TASK INPUT:
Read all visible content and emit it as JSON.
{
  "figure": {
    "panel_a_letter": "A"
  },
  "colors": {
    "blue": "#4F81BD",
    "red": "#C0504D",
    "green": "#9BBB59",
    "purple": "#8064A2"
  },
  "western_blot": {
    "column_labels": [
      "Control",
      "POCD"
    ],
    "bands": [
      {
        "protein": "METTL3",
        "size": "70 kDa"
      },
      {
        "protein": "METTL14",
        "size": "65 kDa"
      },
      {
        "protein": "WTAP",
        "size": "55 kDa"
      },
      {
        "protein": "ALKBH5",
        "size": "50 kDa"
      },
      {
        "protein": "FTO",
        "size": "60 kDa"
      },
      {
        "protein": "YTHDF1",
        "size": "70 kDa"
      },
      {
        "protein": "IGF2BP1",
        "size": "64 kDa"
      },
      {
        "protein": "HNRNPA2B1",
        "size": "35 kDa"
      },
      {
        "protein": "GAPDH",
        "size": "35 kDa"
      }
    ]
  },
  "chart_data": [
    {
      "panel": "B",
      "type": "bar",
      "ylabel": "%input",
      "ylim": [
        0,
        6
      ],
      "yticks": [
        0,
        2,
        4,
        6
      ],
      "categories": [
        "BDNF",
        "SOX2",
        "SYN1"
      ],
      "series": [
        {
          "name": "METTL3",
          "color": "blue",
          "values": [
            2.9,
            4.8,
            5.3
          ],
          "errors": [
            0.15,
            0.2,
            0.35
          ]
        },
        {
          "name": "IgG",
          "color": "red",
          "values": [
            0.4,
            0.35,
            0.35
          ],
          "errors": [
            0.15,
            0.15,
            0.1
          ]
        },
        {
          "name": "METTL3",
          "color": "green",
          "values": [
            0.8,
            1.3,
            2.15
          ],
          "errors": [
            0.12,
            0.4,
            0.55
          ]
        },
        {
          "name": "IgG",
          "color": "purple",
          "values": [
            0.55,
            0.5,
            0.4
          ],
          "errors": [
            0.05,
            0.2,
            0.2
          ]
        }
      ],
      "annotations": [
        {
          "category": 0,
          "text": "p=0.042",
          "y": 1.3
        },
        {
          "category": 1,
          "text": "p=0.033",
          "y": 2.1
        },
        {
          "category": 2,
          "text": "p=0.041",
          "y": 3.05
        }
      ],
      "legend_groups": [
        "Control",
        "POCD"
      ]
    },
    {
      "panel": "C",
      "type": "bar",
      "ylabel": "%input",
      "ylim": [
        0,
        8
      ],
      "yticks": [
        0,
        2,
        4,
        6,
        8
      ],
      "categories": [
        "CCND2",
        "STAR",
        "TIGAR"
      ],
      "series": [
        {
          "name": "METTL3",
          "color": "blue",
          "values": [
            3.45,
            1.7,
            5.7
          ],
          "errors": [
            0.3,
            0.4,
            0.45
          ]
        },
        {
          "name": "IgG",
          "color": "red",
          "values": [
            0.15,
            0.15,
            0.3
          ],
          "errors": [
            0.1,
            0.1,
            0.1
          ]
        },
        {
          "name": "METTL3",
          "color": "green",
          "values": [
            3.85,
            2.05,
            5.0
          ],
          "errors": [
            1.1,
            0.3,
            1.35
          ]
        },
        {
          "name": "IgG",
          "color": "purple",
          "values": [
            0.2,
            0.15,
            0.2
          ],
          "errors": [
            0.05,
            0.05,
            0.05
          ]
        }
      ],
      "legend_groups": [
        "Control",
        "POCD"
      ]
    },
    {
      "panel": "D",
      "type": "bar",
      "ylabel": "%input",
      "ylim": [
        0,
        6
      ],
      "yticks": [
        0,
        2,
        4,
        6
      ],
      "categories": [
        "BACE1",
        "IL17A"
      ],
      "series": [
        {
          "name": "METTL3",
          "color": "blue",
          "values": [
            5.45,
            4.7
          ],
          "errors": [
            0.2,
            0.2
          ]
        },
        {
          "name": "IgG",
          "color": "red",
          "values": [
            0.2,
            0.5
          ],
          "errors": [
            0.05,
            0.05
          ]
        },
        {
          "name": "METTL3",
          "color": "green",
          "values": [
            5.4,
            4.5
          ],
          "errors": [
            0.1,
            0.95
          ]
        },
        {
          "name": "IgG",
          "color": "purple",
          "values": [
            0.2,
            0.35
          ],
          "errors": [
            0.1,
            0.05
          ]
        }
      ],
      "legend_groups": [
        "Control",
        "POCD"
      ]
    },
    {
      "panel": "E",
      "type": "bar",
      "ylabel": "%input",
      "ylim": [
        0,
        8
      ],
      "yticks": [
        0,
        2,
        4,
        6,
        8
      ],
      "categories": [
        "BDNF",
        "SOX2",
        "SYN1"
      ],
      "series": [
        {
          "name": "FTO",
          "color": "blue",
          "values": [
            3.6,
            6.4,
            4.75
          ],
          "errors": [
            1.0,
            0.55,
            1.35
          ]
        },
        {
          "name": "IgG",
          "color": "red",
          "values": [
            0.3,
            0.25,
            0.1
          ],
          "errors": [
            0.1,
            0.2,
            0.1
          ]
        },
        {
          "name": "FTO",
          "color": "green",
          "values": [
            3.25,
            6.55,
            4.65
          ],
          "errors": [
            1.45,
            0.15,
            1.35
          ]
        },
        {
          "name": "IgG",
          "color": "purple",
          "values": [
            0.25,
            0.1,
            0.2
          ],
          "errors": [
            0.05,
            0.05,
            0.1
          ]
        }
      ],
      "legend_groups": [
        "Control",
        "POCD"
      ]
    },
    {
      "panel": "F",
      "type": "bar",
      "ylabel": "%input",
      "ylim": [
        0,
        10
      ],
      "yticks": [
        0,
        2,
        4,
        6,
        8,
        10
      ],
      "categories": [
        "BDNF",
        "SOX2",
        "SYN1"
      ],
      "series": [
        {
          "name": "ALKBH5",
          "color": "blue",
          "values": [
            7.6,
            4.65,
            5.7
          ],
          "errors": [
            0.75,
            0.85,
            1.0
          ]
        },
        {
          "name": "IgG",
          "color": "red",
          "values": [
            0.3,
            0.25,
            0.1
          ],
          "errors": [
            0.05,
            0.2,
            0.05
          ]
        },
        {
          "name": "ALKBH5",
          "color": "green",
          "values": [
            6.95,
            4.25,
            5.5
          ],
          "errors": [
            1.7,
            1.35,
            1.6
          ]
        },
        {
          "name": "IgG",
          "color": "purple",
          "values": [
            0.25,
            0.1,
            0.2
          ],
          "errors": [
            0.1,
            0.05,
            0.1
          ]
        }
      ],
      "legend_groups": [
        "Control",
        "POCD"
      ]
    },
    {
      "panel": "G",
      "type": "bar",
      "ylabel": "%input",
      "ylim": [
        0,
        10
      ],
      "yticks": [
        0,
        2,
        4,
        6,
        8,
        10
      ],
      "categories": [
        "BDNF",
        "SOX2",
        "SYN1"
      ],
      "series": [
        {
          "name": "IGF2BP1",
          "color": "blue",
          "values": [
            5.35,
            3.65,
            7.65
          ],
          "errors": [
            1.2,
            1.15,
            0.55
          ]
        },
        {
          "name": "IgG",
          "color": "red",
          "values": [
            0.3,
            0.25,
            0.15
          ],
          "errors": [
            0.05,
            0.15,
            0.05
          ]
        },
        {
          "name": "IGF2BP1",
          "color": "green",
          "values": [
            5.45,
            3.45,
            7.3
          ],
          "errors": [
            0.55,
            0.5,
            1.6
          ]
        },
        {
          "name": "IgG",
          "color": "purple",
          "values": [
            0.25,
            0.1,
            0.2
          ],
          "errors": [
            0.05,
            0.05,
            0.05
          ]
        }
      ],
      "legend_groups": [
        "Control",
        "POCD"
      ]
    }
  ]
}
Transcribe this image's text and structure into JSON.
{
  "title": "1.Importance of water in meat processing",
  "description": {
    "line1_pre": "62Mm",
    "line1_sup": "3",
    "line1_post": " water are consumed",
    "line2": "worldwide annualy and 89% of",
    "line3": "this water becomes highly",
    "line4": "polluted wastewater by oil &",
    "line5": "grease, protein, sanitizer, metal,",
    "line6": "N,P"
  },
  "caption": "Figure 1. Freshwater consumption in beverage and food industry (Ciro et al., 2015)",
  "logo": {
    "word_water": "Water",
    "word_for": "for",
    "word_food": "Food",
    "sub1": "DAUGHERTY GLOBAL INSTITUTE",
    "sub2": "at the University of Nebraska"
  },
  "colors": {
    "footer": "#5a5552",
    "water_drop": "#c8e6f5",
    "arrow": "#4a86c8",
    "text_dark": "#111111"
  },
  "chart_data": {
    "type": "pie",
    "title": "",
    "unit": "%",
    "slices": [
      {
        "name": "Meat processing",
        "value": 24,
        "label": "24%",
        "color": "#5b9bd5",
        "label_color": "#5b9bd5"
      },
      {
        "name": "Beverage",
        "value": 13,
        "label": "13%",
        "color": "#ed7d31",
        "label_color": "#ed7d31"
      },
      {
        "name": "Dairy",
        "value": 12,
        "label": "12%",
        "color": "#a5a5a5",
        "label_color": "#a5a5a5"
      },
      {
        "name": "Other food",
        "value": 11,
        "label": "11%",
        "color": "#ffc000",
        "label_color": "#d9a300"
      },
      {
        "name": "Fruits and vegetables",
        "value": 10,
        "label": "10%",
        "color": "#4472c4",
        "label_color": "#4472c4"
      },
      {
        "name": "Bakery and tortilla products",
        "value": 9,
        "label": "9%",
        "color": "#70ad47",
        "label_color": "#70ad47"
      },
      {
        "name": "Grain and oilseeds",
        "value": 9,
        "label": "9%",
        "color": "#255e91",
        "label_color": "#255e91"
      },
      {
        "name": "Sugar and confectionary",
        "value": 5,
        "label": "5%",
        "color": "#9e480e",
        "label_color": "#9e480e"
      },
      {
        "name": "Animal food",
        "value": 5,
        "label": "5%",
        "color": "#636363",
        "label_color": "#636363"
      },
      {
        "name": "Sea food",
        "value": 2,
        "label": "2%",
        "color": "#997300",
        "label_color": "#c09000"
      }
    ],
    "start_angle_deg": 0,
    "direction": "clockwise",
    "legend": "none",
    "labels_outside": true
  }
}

TASK DIRECTIONS:
Check every line of the data, and copy the ones that contain "processing".

ANSWER TO THIS EXERCISE:
  "title": "1.Importance of water in meat processing",
        "name": "Meat processing",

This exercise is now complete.